**Problem details**.
Pictures aside, write out every record exactly as it appears.

**Records to use**.
/---

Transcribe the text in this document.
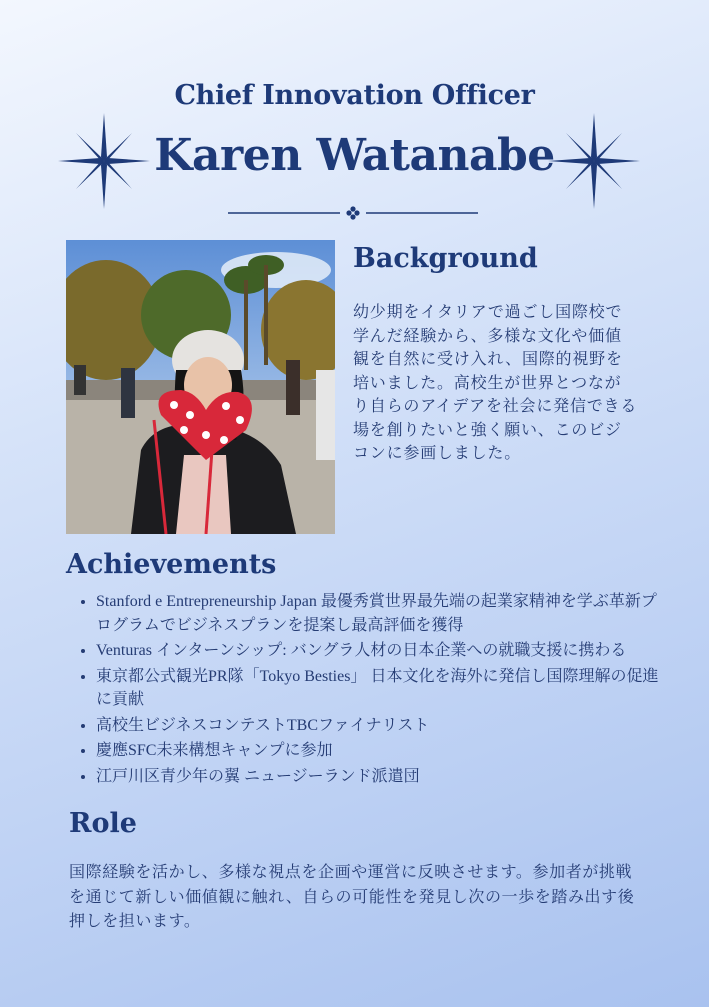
Chief Innovation Officer
Karen Watanabe
Background

幼少期をイタリアで過ごし国際校で学んだ経験から、多様な文化や価値観を自然に受け入れ、国際的視野を培いました。高校生が世界とつながり自らのアイデアを社会に発信できる場を創りたいと強く願い、このビジコンに参画しました。

Achievements
• Stanford e Entrepreneurship Japan 最優秀賞世界最先端の起業家精神を学ぶ革新プログラムでビジネスプランを提案し最高評価を獲得
• Venturas インターンシップ: バングラ人材の日本企業への就職支援に携わる
• 東京都公式観光PR隊「Tokyo Besties」 日本文化を海外に発信し国際理解の促進に貢献
• 高校生ビジネスコンテストTBCファイナリスト
• 慶應SFC未来構想キャンプに参加
• 江戸川区青少年の翼 ニュージーランド派遣団
Role

国際経験を活かし、多様な視点を企画や運営に反映させます。参加者が挑戦を通じて新しい価値観に触れ、自らの可能性を発見し次の一歩を踏み出す後押しを担います。
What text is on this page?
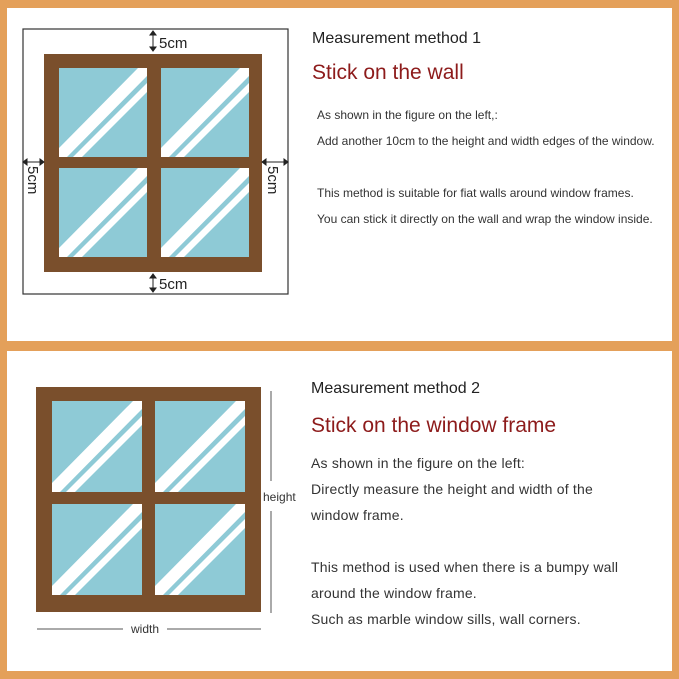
5cm
5cm
5cm	5cm
Measurement method 1
Stick on the wall
As shown in the figure on the left,:
Add another 10cm to the height and width edges of the window.
This method is suitable for fiat walls around window frames.
You can stick it directly on the wall and wrap the window inside.
height
width
Measurement method 2
Stick on the window frame
As shown in the figure on the left:
Directly measure the height and width of the
window frame.
This method is used when there is a bumpy wall
around the window frame.
Such as marble window sills, wall corners.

\---

**Exercise answer**.
Transcribe the text in this document.
Chief Innovation Officer
Karen Watanabe
Background

幼少期をイタリアで過ごし国際校で学んだ経験から、多様な文化や価値観を自然に受け入れ、国際的視野を培いました。高校生が世界とつながり自らのアイデアを社会に発信できる場を創りたいと強く願い、このビジコンに参画しました。

Achievements
• Stanford e Entrepreneurship Japan 最優秀賞世界最先端の起業家精神を学ぶ革新プログラムでビジネスプランを提案し最高評価を獲得
• Venturas インターンシップ: バングラ人材の日本企業への就職支援に携わる
• 東京都公式観光PR隊「Tokyo Besties」 日本文化を海外に発信し国際理解の促進に貢献
• 高校生ビジネスコンテストTBCファイナリスト
• 慶應SFC未来構想キャンプに参加
• 江戸川区青少年の翼 ニュージーランド派遣団
Role

国際経験を活かし、多様な視点を企画や運営に反映させます。参加者が挑戦を通じて新しい価値観に触れ、自らの可能性を発見し次の一歩を踏み出す後押しを担います。
What text is on this page?
5cm
5cm
5cm	5cm
Measurement method 1
Stick on the wall
As shown in the figure on the left,:
Add another 10cm to the height and width edges of the window.
This method is suitable for fiat walls around window frames.
You can stick it directly on the wall and wrap the window inside.
height
width
Measurement method 2
Stick on the window frame
As shown in the figure on the left:
Directly measure the height and width of the
window frame.
This method is used when there is a bumpy wall
around the window frame.
Such as marble window sills, wall corners.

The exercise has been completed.